Source material:
━━━

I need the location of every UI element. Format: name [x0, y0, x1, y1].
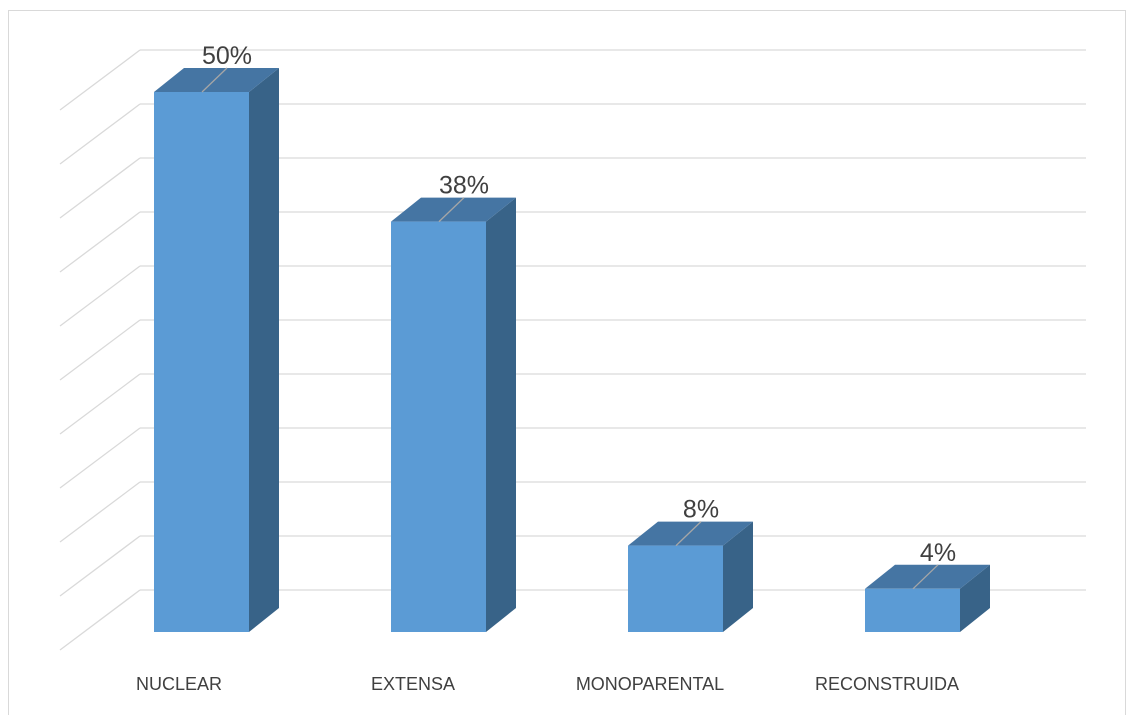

━━━

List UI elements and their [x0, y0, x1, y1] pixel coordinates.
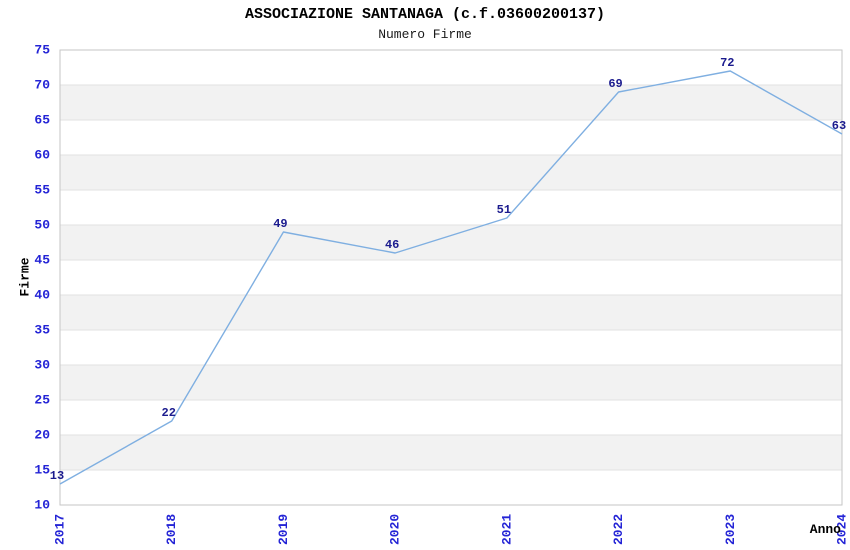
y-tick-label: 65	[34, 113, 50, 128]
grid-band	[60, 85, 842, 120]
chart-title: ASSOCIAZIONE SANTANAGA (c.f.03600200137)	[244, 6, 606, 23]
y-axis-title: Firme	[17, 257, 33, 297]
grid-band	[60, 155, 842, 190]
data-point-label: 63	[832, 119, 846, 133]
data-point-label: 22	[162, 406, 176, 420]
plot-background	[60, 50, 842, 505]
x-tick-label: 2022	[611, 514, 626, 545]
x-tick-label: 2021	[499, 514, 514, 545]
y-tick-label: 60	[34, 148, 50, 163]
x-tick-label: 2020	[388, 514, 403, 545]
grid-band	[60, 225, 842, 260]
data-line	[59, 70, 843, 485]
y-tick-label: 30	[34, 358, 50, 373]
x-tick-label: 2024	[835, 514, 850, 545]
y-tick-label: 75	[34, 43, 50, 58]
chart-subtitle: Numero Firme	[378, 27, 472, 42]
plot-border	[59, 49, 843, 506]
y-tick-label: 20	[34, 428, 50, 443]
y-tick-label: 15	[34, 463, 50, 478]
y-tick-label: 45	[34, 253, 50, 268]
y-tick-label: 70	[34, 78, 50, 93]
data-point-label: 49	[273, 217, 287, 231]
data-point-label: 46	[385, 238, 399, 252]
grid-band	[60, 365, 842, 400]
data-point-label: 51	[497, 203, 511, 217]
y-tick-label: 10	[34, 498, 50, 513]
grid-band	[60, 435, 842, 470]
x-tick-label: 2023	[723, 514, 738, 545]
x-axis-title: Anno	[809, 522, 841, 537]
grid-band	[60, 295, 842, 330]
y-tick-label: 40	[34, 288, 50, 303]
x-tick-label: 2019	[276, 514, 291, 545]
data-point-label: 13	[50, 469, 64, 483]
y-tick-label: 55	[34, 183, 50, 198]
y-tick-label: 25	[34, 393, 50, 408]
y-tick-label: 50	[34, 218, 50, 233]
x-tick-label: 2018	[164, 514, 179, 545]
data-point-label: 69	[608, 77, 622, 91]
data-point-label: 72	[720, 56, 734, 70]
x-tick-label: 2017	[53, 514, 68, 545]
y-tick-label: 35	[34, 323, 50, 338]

━━━

Set out the entries as a numbered list, from the line with "List UI elements" up to and including the line with "428, 50, 443]", skipping blank lines and leaving out the pictures.

1. List UI elements and their [x0, y0, x1, y1] pixel coordinates.
2. y-tick-label: 65	[34, 113, 50, 128]
3. grid-band	[60, 85, 842, 120]
4. chart-title: ASSOCIAZIONE SANTANAGA (c.f.03600200137)	[244, 6, 606, 23]
5. y-axis-title: Firme	[17, 257, 33, 297]
6. grid-band	[60, 155, 842, 190]
7. data-point-label: 63	[832, 119, 846, 133]
8. data-point-label: 22	[162, 406, 176, 420]
9. plot-background	[60, 50, 842, 505]
10. x-tick-label: 2022	[611, 514, 626, 545]
11. x-tick-label: 2021	[499, 514, 514, 545]
12. y-tick-label: 60	[34, 148, 50, 163]
13. x-tick-label: 2020	[388, 514, 403, 545]
14. grid-band	[60, 225, 842, 260]
15. data-line	[59, 70, 843, 485]
16. y-tick-label: 30	[34, 358, 50, 373]
17. x-tick-label: 2024	[835, 514, 850, 545]
18. y-tick-label: 75	[34, 43, 50, 58]
19. chart-subtitle: Numero Firme	[378, 27, 472, 42]
20. plot-border	[59, 49, 843, 506]
21. y-tick-label: 20	[34, 428, 50, 443]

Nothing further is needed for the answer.